Working data -
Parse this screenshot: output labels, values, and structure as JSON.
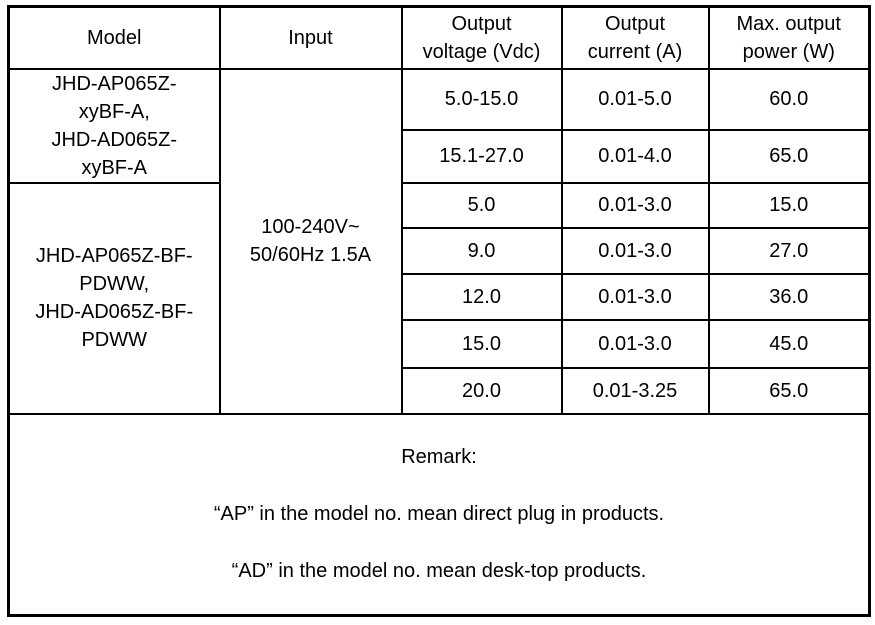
{
  "table": {
    "headers": {
      "model": "Model",
      "input": "Input",
      "voltage": "Output\nvoltage (Vdc)",
      "current": "Output\ncurrent (A)",
      "power": "Max. output\npower (W)"
    },
    "model_groups": [
      "JHD-AP065Z-\nxyBF-A,\nJHD-AD065Z-\nxyBF-A",
      "JHD-AP065Z-BF-\nPDWW,\nJHD-AD065Z-BF-\nPDWW"
    ],
    "input_value": "100-240V~\n50/60Hz 1.5A",
    "rows": [
      {
        "voltage": "5.0-15.0",
        "current": "0.01-5.0",
        "power": "60.0"
      },
      {
        "voltage": "15.1-27.0",
        "current": "0.01-4.0",
        "power": "65.0"
      },
      {
        "voltage": "5.0",
        "current": "0.01-3.0",
        "power": "15.0"
      },
      {
        "voltage": "9.0",
        "current": "0.01-3.0",
        "power": "27.0"
      },
      {
        "voltage": "12.0",
        "current": "0.01-3.0",
        "power": "36.0"
      },
      {
        "voltage": "15.0",
        "current": "0.01-3.0",
        "power": "45.0"
      },
      {
        "voltage": "20.0",
        "current": "0.01-3.25",
        "power": "65.0"
      }
    ],
    "remark": {
      "title": "Remark:",
      "lines": [
        "“AP” in the model no. mean direct plug in products.",
        "“AD” in the model no. mean desk-top products."
      ]
    }
  },
  "colors": {
    "border": "#000000",
    "text": "#000000",
    "background": "#ffffff"
  }
}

Task statement -
Reproduce all entries without any change, and omit the pictures.

Exercise result -
Parse this screenshot: output labels, values, and structure as JSON.
{
  "table": {
    "headers": {
      "model": "Model",
      "input": "Input",
      "voltage": "Output\nvoltage (Vdc)",
      "current": "Output\ncurrent (A)",
      "power": "Max. output\npower (W)"
    },
    "model_groups": [
      "JHD-AP065Z-\nxyBF-A,\nJHD-AD065Z-\nxyBF-A",
      "JHD-AP065Z-BF-\nPDWW,\nJHD-AD065Z-BF-\nPDWW"
    ],
    "input_value": "100-240V~\n50/60Hz 1.5A",
    "rows": [
      {
        "voltage": "5.0-15.0",
        "current": "0.01-5.0",
        "power": "60.0"
      },
      {
        "voltage": "15.1-27.0",
        "current": "0.01-4.0",
        "power": "65.0"
      },
      {
        "voltage": "5.0",
        "current": "0.01-3.0",
        "power": "15.0"
      },
      {
        "voltage": "9.0",
        "current": "0.01-3.0",
        "power": "27.0"
      },
      {
        "voltage": "12.0",
        "current": "0.01-3.0",
        "power": "36.0"
      },
      {
        "voltage": "15.0",
        "current": "0.01-3.0",
        "power": "45.0"
      },
      {
        "voltage": "20.0",
        "current": "0.01-3.25",
        "power": "65.0"
      }
    ],
    "remark": {
      "title": "Remark:",
      "lines": [
        "“AP” in the model no. mean direct plug in products.",
        "“AD” in the model no. mean desk-top products."
      ]
    }
  },
  "colors": {
    "border": "#000000",
    "text": "#000000",
    "background": "#ffffff"
  }
}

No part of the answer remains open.